- [Provided material]
□ □ □

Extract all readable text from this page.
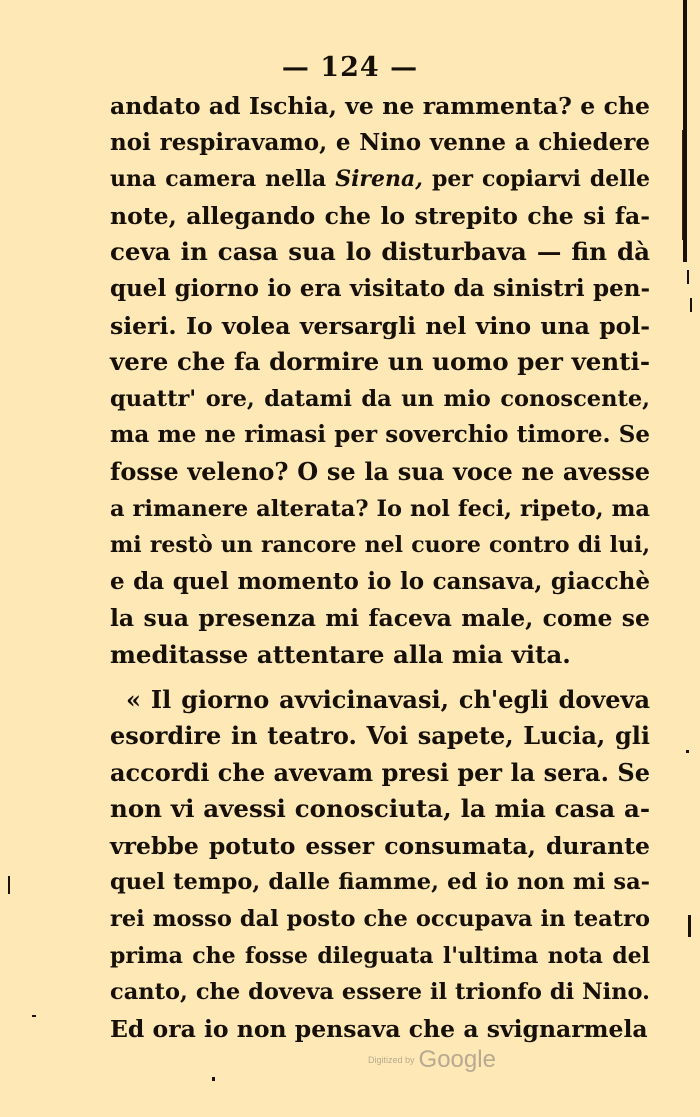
— 124 —
andato ad Ischia, ve ne rammenta? e che
noi respiravamo, e Nino venne a chiedere
una camera nella Sirena, per copiarvi delle
note, allegando che lo strepito che si fa-
ceva in casa sua lo disturbava — fin dà
quel giorno io era visitato da sinistri pen-
sieri. Io volea versargli nel vino una pol-
vere che fa dormire un uomo per venti-
quattr' ore, datami da un mio conoscente,
ma me ne rimasi per soverchio timore. Se
fosse veleno? O se la sua voce ne avesse
a rimanere alterata? Io nol feci, ripeto, ma
mi restò un rancore nel cuore contro di lui,
e da quel momento io lo cansava, giacchè
la sua presenza mi faceva male, come se
meditasse attentare alla mia vita.
« Il giorno avvicinavasi, ch'egli doveva
esordire in teatro. Voi sapete, Lucia, gli
accordi che avevam presi per la sera. Se
non vi avessi conosciuta, la mia casa a-
vrebbe potuto esser consumata, durante
quel tempo, dalle fiamme, ed io non mi sa-
rei mosso dal posto che occupava in teatro
prima che fosse dileguata l'ultima nota del
canto, che doveva essere il trionfo di Nino.
Ed ora io non pensava che a svignarmela
Digitized by Google
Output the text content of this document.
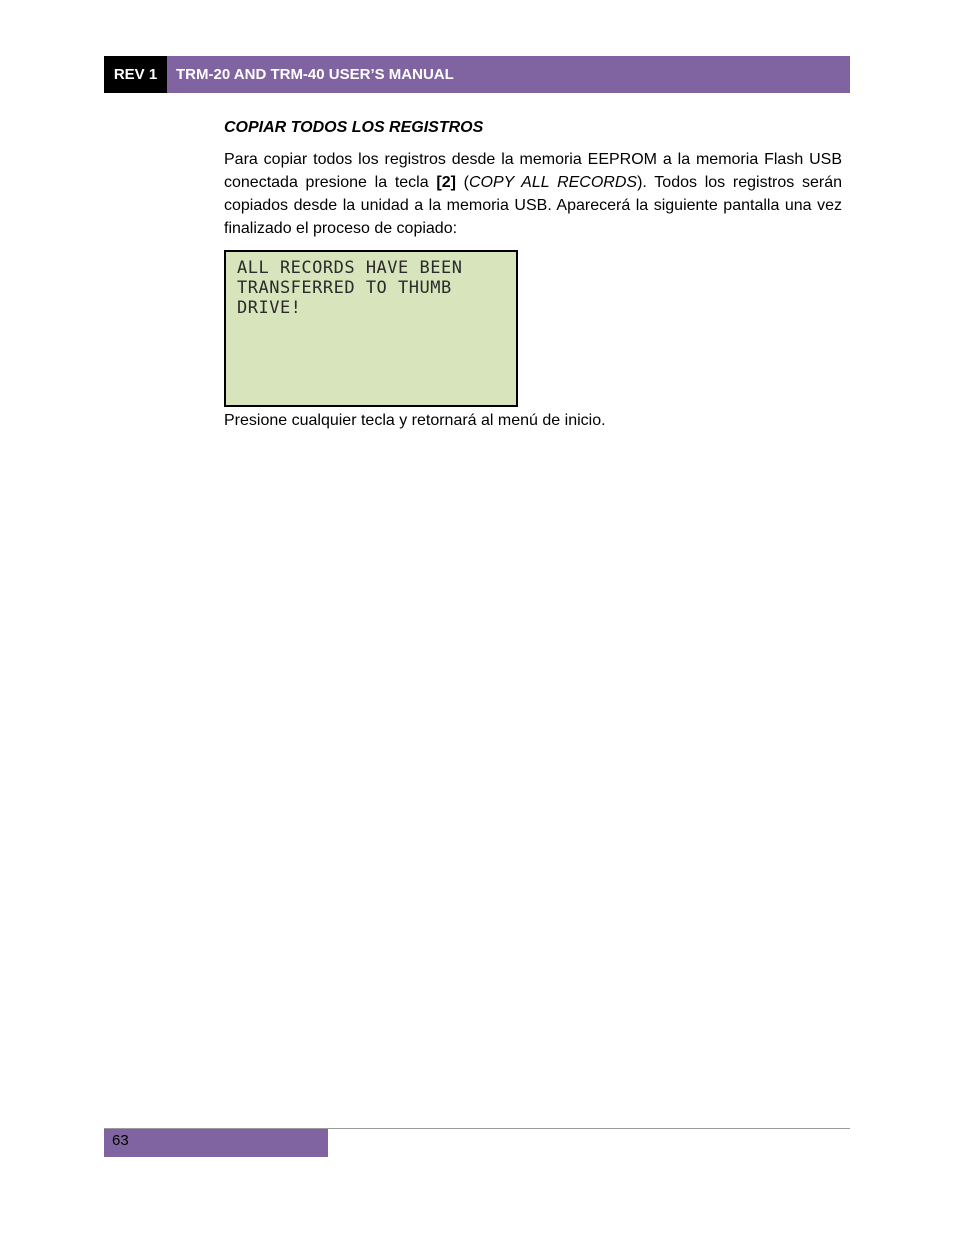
REV 1	TRM-20 AND TRM-40 USER’S MANUAL
COPIAR TODOS LOS REGISTROS

Para copiar todos los registros desde la memoria EEPROM a la memoria Flash USB conectada presione la tecla [2] (COPY ALL RECORDS). Todos los registros serán copiados desde la unidad a la memoria USB. Aparecerá la siguiente pantalla una vez finalizado el proceso de copiado:

ALL RECORDS HAVE BEEN
TRANSFERRED TO THUMB
DRIVE!

Presione cualquier tecla y retornará al menú de inicio.

63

□ □ □

Respond with the number of lines containing "RECORDS" and no additional words.

- [Answer to the exercise] 2